> Written instruction a
Name the telltale signs, according to the article on affordable watches, that would show a collector these are not luxury watches.

> Source excerpt
● ● ● ●

Great watches are expensive, there’s no getting around it. If you want a prestigious name and a Swiss automatic movement, even without any kind of crazy complication, you’re looking at an investment. But that doesn’t mean that you can’t get “good” at a steal. If all you’re after is a good-looking accessory that happens to tell the time, there’s no need to break the bank.
Under the loupe of a collector of course, there will be some telltale signs that they’re not what you’d call “luxury watches”. First, there’s the secondhand which, on a quartz watch, distinctly jumps from second to second rather than the smooth, sweeping movement of an automatic watch.
Then there’s gold. It’s not getting any cheaper so you can be sure that these timepieces won’t be plated so much as painted. Finally, there’s the feel of the thing. That’s a little more subjective, but often you just know when a watch is serious or not by its weight on your wrist, be that steel, rose gold or even titanium.
On the other hand, there’s a huge difference between dropping £150 on a decent-looking, functional timepiece and splashing your inheritance on a £15k Patek Philippe. That’s a lot of money and if you’re not the kind of guy that idolises Swiss watchmaking then it’s not going to be worth it to you, no matter what everyone else says. Does it tell the time any better than a Casio version? Absolutely not.
So why invest thousands of your hard-earned salary on a watch when you can get a handsome timepiece for a fraction of the cost? I’m not saying the below are budget pieces by any stretch, but they are actually affordable – not just by watch standards, but by anyone’s.
Ape’s Pick: 5 Automatic
Well I did say Swiss mechanical movements were expensive; Japanese however, are not. Cards on the table, I own this watch and I love it. At 37mm it’s pretty small, but don’t let its size fool you. Seiko makes some of the most under-priced watches in the world and if anything makes other watchmakers look like shysters in comparison.
This little thing even includes a day date function, all for far less than some quartz watches retail at. It’s the cheap watch to wear around watch collectors; they simply can’t say anything bad about it.
£119.99 at Amazon
Ape’s Pick: Allied 40mm
Inspired by the A-11, this Timex watch is a military icon and “the watch that won WWII”. Worn on the wrist of every allied force during that battle, it’s drawn directly from the brand’s extensive archives.

● ● ● ●

> Written instruction b
Count the lines of the entries that contain the string "bounding", matching case exactly, and give only the number.

● ● ● ●

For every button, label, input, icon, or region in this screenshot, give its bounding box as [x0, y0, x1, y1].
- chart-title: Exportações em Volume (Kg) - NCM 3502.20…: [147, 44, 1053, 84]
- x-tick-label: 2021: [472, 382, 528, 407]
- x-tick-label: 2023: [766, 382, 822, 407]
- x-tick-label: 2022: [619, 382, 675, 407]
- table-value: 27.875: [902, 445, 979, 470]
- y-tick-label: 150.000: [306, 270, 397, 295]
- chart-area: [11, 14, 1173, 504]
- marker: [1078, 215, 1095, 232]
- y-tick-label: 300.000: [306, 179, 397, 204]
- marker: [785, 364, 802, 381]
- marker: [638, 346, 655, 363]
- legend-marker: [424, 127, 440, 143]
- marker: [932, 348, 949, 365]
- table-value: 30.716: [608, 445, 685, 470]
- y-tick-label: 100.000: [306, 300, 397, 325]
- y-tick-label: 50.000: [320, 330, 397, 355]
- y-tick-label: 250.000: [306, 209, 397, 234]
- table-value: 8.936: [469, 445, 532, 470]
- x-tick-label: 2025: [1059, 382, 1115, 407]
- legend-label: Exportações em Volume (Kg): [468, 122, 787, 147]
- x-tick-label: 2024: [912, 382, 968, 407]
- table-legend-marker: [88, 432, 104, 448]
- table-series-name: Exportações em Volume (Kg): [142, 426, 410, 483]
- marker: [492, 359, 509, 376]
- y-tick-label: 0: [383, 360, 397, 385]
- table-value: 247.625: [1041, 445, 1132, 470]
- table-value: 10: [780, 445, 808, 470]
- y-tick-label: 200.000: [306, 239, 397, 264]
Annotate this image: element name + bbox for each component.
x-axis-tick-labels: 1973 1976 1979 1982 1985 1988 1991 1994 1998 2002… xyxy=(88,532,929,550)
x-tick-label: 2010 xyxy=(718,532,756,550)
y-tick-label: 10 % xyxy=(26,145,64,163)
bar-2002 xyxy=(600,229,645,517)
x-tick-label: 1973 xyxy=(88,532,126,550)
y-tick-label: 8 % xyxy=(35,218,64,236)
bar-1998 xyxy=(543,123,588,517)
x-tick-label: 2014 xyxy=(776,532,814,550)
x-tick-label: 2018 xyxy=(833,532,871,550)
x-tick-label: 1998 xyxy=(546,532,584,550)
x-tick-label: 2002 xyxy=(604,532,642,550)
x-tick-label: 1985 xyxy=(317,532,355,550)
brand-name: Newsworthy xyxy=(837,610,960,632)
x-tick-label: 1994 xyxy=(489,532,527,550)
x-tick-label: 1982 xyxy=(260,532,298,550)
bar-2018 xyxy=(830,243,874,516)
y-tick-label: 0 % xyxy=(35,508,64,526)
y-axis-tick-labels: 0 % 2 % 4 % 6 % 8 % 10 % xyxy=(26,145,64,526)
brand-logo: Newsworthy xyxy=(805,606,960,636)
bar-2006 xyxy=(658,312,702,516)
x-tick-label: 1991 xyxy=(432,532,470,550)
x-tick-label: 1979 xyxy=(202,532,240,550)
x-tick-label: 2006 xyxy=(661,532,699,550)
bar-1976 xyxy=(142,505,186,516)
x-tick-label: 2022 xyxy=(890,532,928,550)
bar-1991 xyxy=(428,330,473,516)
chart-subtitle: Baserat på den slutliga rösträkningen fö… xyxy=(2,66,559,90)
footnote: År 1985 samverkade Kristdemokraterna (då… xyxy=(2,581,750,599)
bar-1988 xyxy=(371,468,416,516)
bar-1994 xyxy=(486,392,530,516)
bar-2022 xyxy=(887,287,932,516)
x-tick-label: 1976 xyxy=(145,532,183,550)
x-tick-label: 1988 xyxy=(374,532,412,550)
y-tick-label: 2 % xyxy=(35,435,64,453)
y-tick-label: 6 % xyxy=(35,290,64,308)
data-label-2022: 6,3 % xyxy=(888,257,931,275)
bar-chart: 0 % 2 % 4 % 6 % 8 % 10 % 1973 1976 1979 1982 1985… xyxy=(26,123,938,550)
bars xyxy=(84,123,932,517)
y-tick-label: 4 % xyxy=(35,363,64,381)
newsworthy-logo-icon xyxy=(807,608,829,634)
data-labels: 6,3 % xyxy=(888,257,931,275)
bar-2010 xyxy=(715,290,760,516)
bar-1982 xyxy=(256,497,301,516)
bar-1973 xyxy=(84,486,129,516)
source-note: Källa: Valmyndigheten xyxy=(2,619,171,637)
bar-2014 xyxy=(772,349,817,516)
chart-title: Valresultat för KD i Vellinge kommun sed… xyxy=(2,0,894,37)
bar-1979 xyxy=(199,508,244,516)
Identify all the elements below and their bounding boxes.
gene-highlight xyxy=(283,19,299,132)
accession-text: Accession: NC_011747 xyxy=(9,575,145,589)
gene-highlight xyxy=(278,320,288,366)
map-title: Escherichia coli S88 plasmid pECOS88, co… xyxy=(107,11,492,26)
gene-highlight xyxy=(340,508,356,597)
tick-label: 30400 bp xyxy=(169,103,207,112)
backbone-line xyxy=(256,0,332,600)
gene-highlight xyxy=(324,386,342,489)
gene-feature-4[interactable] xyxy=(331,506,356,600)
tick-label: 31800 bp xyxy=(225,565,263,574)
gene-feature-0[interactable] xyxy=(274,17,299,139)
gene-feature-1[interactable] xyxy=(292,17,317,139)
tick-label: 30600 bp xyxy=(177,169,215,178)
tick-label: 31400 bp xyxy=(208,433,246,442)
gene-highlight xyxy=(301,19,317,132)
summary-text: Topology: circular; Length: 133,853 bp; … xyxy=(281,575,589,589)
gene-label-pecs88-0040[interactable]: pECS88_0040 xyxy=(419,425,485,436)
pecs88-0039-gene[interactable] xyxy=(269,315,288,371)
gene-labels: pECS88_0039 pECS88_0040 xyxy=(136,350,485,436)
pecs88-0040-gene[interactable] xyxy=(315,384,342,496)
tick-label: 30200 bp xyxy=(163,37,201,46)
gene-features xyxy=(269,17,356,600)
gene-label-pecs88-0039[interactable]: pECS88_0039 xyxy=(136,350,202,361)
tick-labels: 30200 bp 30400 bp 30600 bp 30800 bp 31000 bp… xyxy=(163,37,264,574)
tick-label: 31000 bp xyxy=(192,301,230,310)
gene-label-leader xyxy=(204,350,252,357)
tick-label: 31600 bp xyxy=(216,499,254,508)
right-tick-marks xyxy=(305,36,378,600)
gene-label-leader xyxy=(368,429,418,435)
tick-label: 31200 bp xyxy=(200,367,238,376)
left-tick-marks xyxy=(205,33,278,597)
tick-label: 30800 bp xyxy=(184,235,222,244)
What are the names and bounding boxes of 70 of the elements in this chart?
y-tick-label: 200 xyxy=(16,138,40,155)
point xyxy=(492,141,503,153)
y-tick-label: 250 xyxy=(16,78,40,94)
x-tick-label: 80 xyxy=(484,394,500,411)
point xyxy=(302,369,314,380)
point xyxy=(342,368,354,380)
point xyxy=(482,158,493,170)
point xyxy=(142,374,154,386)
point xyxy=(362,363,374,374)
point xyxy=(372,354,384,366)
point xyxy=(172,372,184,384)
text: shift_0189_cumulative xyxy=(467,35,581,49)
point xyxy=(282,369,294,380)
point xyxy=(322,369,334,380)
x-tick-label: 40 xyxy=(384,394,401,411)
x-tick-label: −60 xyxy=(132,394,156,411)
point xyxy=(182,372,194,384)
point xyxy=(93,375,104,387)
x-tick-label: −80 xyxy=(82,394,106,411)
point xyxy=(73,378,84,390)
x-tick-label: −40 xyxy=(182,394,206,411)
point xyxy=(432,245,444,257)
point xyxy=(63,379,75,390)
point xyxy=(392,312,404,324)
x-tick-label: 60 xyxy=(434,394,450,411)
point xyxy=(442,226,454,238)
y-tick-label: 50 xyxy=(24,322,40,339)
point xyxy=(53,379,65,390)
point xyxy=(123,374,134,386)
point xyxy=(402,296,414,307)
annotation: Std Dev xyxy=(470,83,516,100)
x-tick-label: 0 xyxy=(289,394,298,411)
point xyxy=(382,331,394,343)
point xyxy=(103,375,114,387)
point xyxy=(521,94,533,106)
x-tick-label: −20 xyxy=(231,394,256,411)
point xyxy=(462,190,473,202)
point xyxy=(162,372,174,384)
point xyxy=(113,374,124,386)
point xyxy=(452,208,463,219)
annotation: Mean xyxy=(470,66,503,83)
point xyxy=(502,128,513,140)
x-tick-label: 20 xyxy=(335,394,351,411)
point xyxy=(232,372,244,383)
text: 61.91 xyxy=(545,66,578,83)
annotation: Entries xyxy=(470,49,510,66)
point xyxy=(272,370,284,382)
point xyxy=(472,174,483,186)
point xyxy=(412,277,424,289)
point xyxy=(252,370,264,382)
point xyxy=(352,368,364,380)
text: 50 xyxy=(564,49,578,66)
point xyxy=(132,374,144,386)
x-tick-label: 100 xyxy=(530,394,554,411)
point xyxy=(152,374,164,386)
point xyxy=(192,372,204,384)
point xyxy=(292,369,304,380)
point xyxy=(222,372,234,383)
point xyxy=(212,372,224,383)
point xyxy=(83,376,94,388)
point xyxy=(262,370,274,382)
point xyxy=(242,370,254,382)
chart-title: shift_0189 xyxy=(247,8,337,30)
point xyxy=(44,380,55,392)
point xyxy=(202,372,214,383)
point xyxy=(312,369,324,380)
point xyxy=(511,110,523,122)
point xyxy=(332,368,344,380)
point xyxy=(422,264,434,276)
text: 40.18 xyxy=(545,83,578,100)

● ● ● ●

> Output a
- The secondhand jumps from second to second on a quartz watch instead of sweeping smoothly like an automatic.
- The gold is painted rather than plated.
- The feel of the watch, especially its weight on the wrist.

> Output b
3